▶ _Written instruction_
Write out the material exactly, leaving every picture behind.

▶ _Dataset rows_
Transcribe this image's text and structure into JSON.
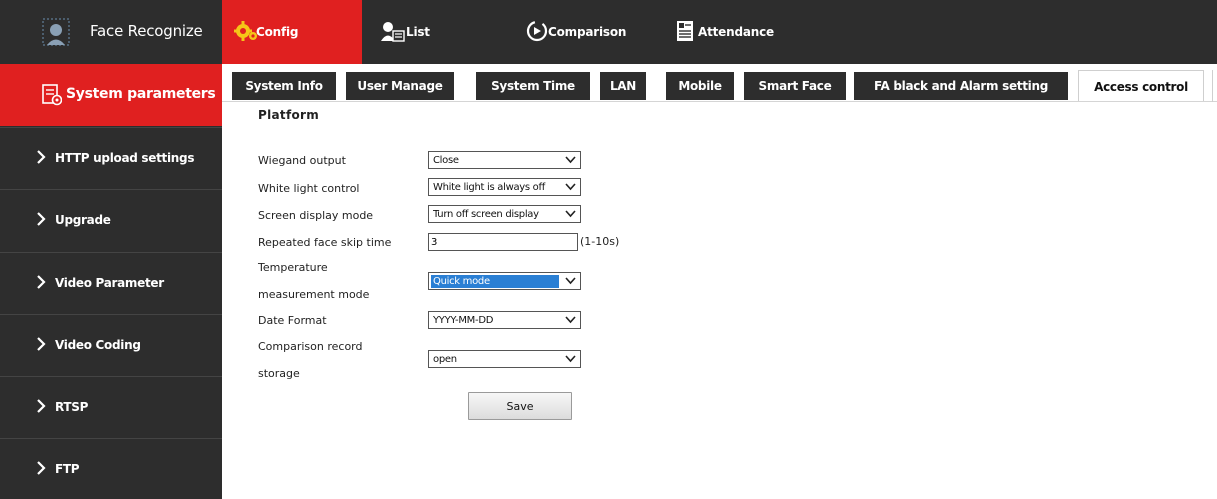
{
  "app": {
    "title": "Face Recognize",
    "brand_icon": "face-scan-icon"
  },
  "topnav": {
    "items": [
      {
        "label": "Config",
        "icon": "gear-icon",
        "active": true
      },
      {
        "label": "List",
        "icon": "person-list-icon",
        "active": false
      },
      {
        "label": "Comparison",
        "icon": "comparison-icon",
        "active": false
      },
      {
        "label": "Attendance",
        "icon": "attendance-icon",
        "active": false
      }
    ]
  },
  "sidebar": {
    "active_label": "System parameters",
    "items": [
      {
        "label": "HTTP upload settings"
      },
      {
        "label": "Upgrade"
      },
      {
        "label": "Video Parameter"
      },
      {
        "label": "Video Coding"
      },
      {
        "label": "RTSP"
      },
      {
        "label": "FTP"
      }
    ]
  },
  "tabs": [
    {
      "label": "System Info"
    },
    {
      "label": "User Manage"
    },
    {
      "label": "System Time"
    },
    {
      "label": "LAN"
    },
    {
      "label": "Mobile"
    },
    {
      "label": "Smart Face"
    },
    {
      "label": "FA black and Alarm setting"
    },
    {
      "label": "Access control",
      "active": true
    }
  ],
  "form": {
    "section_title": "Platform",
    "fields": {
      "wiegand": {
        "label": "Wiegand output",
        "value": "Close"
      },
      "white_light": {
        "label": "White light control",
        "value": "White light is always off"
      },
      "screen_display": {
        "label": "Screen display mode",
        "value": "Turn off screen display"
      },
      "skip_time": {
        "label": "Repeated face skip time",
        "value": "3",
        "hint": "(1-10s)"
      },
      "temperature": {
        "label_line1": "Temperature",
        "label_line2": "measurement mode",
        "value": "Quick mode"
      },
      "date_format": {
        "label": "Date Format",
        "value": "YYYY-MM-DD"
      },
      "comparison_storage": {
        "label_line1": "Comparison record",
        "label_line2": "storage",
        "value": "open"
      }
    },
    "save_label": "Save"
  },
  "colors": {
    "accent_red": "#e02020",
    "dark_bg": "#2d2d2d",
    "select_highlight": "#2a7fd4"
  }
}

▶ _Written response_
Transcribe this image's text and structure into JSON.
{
  "app": {
    "title": "Face Recognize",
    "brand_icon": "face-scan-icon"
  },
  "topnav": {
    "items": [
      {
        "label": "Config",
        "icon": "gear-icon",
        "active": true
      },
      {
        "label": "List",
        "icon": "person-list-icon",
        "active": false
      },
      {
        "label": "Comparison",
        "icon": "comparison-icon",
        "active": false
      },
      {
        "label": "Attendance",
        "icon": "attendance-icon",
        "active": false
      }
    ]
  },
  "sidebar": {
    "active_label": "System parameters",
    "items": [
      {
        "label": "HTTP upload settings"
      },
      {
        "label": "Upgrade"
      },
      {
        "label": "Video Parameter"
      },
      {
        "label": "Video Coding"
      },
      {
        "label": "RTSP"
      },
      {
        "label": "FTP"
      }
    ]
  },
  "tabs": [
    {
      "label": "System Info"
    },
    {
      "label": "User Manage"
    },
    {
      "label": "System Time"
    },
    {
      "label": "LAN"
    },
    {
      "label": "Mobile"
    },
    {
      "label": "Smart Face"
    },
    {
      "label": "FA black and Alarm setting"
    },
    {
      "label": "Access control",
      "active": true
    }
  ],
  "form": {
    "section_title": "Platform",
    "fields": {
      "wiegand": {
        "label": "Wiegand output",
        "value": "Close"
      },
      "white_light": {
        "label": "White light control",
        "value": "White light is always off"
      },
      "screen_display": {
        "label": "Screen display mode",
        "value": "Turn off screen display"
      },
      "skip_time": {
        "label": "Repeated face skip time",
        "value": "3",
        "hint": "(1-10s)"
      },
      "temperature": {
        "label_line1": "Temperature",
        "label_line2": "measurement mode",
        "value": "Quick mode"
      },
      "date_format": {
        "label": "Date Format",
        "value": "YYYY-MM-DD"
      },
      "comparison_storage": {
        "label_line1": "Comparison record",
        "label_line2": "storage",
        "value": "open"
      }
    },
    "save_label": "Save"
  },
  "colors": {
    "accent_red": "#e02020",
    "dark_bg": "#2d2d2d",
    "select_highlight": "#2a7fd4"
  }
}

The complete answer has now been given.